▶ [Given instruction] Exactly reproduce all the records, keeping pictures out of the copy.

▶ [Given information]

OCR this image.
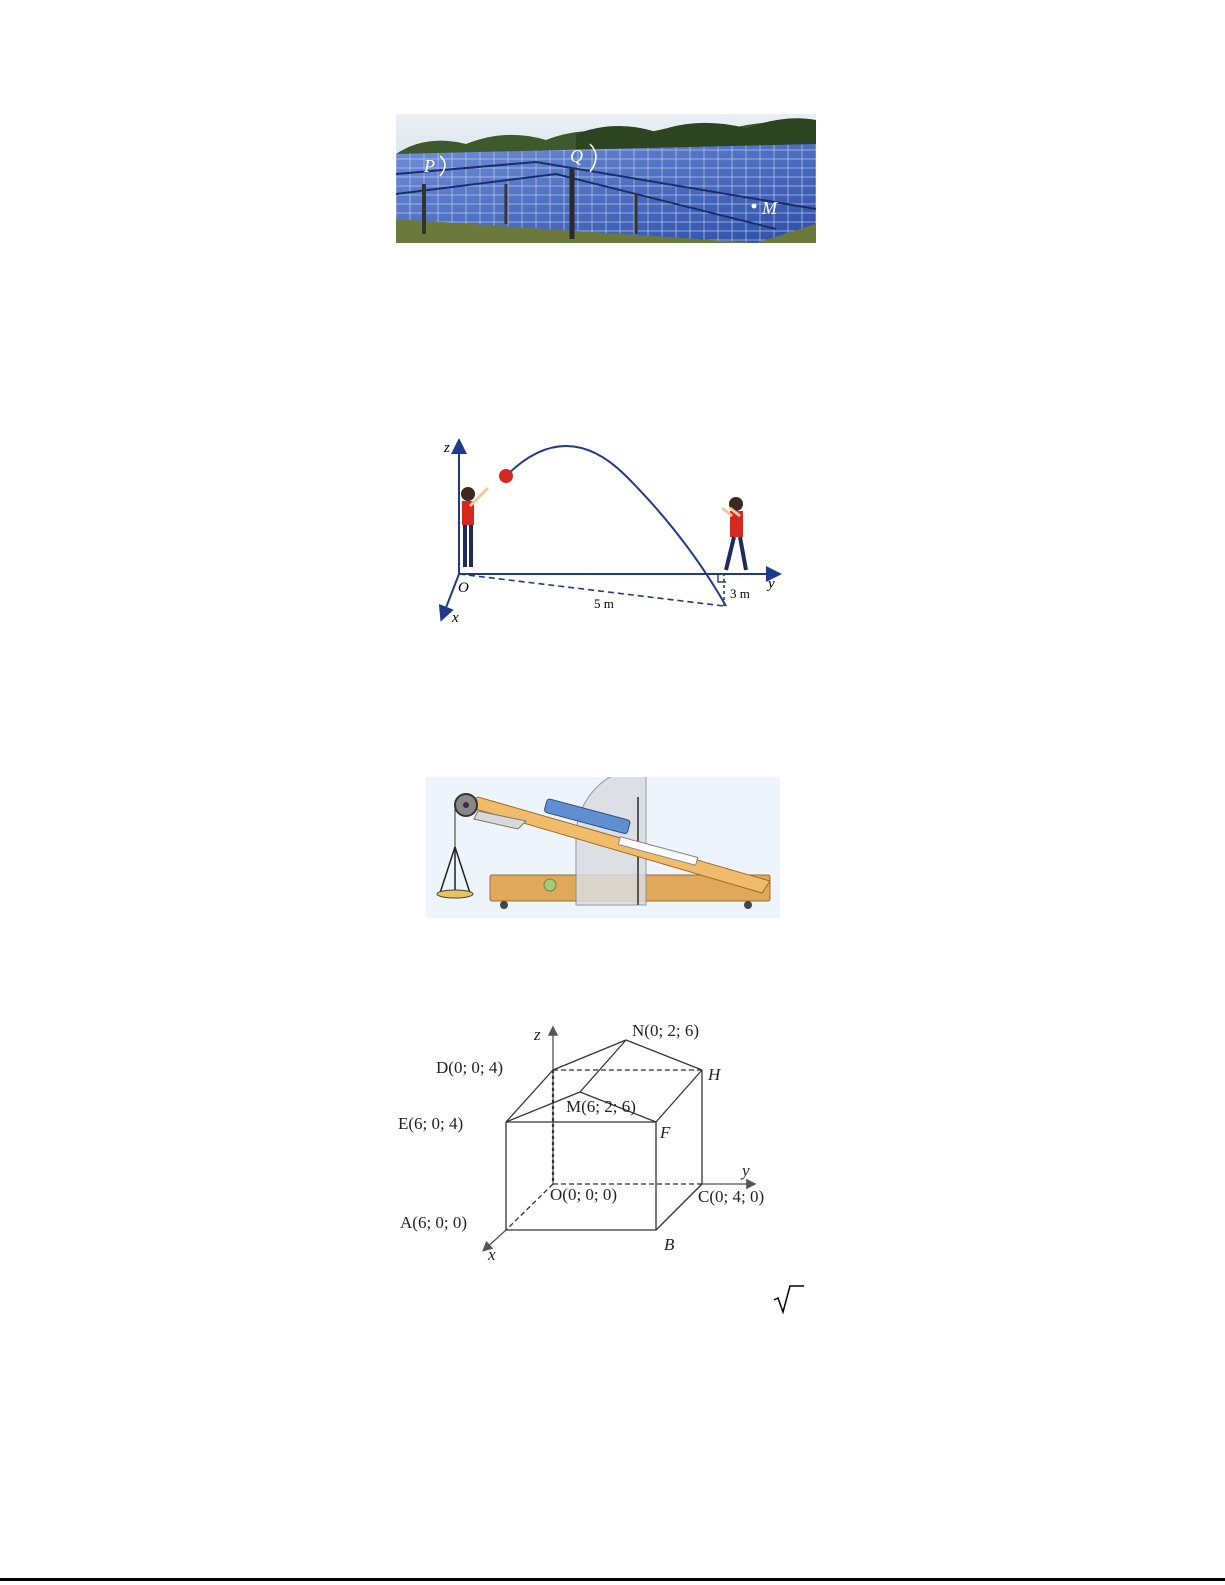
P	Q
M
z
y
x
O
5 m
3 m
z
y
x
N(0; 2; 6)
D(0; 0; 4)	H
M(6; 2; 6)
E(6; 0; 4)	F
O(0; 0; 0)	C(0; 4; 0)
A(6; 0; 0)
B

▶ [Result]
OCR this image.
P	Q
M
z
y
x
O
5 m
3 m
z
y
x
N(0; 2; 6)
D(0; 0; 4)	H
M(6; 2; 6)
E(6; 0; 4)	F
O(0; 0; 0)	C(0; 4; 0)
A(6; 0; 0)
B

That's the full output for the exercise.